[WHAT YOU HAVE TO DO]
How many of the lines contain the string "name"? Give the number, with no other words.

[RECORDS SHOWN]
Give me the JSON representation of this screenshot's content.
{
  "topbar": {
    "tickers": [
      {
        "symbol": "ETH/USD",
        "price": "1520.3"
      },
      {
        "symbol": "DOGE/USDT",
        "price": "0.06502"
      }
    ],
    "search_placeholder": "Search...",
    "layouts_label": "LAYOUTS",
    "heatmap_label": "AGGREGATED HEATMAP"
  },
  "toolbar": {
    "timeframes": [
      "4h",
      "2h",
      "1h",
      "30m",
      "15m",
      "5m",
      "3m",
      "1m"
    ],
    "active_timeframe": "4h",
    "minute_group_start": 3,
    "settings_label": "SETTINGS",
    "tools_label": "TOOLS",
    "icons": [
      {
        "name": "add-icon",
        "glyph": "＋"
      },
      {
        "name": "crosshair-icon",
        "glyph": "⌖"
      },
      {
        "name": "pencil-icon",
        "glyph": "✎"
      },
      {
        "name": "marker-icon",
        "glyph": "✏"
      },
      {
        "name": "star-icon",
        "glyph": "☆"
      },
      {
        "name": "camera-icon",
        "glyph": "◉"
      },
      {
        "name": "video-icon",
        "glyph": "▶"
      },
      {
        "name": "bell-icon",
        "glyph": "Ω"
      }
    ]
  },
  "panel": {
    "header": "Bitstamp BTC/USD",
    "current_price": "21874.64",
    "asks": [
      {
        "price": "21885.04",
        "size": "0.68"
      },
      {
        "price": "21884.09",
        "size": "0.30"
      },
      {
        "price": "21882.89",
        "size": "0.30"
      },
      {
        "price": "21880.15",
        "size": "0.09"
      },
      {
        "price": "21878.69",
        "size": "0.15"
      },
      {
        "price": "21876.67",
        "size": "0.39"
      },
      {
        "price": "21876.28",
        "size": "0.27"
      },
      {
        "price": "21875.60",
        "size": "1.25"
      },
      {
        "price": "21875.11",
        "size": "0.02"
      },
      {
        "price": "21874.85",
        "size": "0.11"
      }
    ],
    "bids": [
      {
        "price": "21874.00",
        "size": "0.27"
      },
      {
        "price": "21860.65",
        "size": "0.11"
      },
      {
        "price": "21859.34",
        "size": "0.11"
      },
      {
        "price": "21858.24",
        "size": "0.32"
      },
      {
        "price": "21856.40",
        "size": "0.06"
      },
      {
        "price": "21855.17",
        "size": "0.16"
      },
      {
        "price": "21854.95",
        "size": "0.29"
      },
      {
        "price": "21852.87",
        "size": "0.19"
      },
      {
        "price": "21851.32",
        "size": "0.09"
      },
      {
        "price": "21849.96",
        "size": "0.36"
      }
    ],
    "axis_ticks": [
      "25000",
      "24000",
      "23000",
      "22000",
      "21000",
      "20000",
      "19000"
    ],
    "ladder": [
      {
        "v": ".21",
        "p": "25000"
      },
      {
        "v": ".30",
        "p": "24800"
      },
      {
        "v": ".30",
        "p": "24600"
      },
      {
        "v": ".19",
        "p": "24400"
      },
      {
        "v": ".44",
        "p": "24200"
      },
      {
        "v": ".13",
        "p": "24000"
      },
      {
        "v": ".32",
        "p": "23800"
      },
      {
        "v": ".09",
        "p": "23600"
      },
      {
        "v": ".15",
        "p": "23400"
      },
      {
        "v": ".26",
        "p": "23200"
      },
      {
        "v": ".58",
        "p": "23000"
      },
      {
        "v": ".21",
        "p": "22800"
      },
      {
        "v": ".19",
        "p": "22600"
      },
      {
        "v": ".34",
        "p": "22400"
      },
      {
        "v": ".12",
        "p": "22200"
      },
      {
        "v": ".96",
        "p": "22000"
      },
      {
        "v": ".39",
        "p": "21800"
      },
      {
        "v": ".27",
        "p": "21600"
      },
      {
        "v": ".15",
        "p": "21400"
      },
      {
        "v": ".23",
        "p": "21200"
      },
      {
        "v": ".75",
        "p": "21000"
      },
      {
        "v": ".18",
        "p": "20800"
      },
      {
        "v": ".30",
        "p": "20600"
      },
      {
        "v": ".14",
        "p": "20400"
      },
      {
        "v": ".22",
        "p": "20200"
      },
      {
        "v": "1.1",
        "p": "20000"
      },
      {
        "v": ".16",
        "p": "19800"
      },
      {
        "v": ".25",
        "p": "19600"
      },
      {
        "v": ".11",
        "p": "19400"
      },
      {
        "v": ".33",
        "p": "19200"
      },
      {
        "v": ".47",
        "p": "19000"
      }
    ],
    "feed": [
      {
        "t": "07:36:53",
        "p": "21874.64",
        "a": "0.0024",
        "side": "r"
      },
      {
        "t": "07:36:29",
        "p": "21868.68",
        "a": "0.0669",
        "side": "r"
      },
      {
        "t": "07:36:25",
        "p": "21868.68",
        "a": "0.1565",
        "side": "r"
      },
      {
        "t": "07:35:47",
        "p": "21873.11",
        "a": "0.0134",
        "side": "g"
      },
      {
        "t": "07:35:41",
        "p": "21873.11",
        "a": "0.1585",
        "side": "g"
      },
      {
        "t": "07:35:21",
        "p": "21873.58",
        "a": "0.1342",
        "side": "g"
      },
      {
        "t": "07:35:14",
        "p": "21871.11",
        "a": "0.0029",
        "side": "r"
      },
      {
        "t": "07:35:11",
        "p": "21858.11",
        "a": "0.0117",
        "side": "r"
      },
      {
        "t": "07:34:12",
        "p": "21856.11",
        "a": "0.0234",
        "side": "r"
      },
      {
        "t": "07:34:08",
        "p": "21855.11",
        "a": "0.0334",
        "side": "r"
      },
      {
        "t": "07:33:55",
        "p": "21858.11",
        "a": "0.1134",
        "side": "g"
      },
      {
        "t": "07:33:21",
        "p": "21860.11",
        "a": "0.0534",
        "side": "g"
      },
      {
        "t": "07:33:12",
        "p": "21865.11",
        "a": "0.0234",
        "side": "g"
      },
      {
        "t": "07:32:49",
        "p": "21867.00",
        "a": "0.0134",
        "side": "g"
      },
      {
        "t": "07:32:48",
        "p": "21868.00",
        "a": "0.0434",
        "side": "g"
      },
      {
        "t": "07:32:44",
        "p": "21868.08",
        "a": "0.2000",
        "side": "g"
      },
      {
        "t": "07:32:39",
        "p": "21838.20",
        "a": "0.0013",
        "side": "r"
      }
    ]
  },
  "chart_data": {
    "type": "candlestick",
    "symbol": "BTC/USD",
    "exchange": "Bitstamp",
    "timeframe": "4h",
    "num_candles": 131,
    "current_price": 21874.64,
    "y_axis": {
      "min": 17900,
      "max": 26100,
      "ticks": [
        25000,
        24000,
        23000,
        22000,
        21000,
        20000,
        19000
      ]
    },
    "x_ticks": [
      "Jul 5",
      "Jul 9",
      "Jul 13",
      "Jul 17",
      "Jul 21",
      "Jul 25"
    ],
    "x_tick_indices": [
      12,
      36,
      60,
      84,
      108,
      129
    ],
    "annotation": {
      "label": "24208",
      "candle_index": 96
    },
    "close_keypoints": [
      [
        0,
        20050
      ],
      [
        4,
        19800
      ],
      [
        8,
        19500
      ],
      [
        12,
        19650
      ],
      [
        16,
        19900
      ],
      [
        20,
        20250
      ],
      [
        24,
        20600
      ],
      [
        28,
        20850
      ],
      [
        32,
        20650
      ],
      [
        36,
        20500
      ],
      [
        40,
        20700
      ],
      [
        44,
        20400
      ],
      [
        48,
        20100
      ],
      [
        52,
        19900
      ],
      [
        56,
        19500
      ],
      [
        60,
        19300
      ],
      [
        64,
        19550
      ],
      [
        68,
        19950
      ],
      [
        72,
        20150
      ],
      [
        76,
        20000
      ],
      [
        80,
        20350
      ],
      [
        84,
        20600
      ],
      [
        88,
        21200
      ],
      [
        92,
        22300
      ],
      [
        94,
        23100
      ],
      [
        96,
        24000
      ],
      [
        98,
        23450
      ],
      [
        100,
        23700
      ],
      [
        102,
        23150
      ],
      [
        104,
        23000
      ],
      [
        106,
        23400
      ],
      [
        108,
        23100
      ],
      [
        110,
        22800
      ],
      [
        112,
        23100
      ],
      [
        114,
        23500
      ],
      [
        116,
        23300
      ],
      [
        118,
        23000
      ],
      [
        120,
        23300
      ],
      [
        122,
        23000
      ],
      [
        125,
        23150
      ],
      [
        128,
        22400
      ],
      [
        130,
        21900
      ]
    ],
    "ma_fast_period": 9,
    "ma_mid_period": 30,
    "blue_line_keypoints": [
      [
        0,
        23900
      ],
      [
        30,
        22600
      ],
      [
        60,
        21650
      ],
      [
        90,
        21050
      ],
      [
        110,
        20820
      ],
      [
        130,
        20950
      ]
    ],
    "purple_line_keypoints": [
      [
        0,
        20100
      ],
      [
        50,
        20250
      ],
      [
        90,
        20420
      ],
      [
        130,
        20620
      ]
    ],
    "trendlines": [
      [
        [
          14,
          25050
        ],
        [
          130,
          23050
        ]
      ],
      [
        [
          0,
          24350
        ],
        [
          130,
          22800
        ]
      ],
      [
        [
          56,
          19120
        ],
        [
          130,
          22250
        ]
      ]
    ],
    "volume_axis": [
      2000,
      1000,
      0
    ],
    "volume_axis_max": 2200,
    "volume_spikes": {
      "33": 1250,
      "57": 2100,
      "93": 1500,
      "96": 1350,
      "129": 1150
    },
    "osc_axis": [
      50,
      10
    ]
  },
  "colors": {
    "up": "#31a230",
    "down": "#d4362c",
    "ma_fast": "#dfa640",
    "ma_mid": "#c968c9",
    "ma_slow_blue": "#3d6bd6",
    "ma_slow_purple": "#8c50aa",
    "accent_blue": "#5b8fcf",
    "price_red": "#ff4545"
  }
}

[ANSWER IN FULL]
8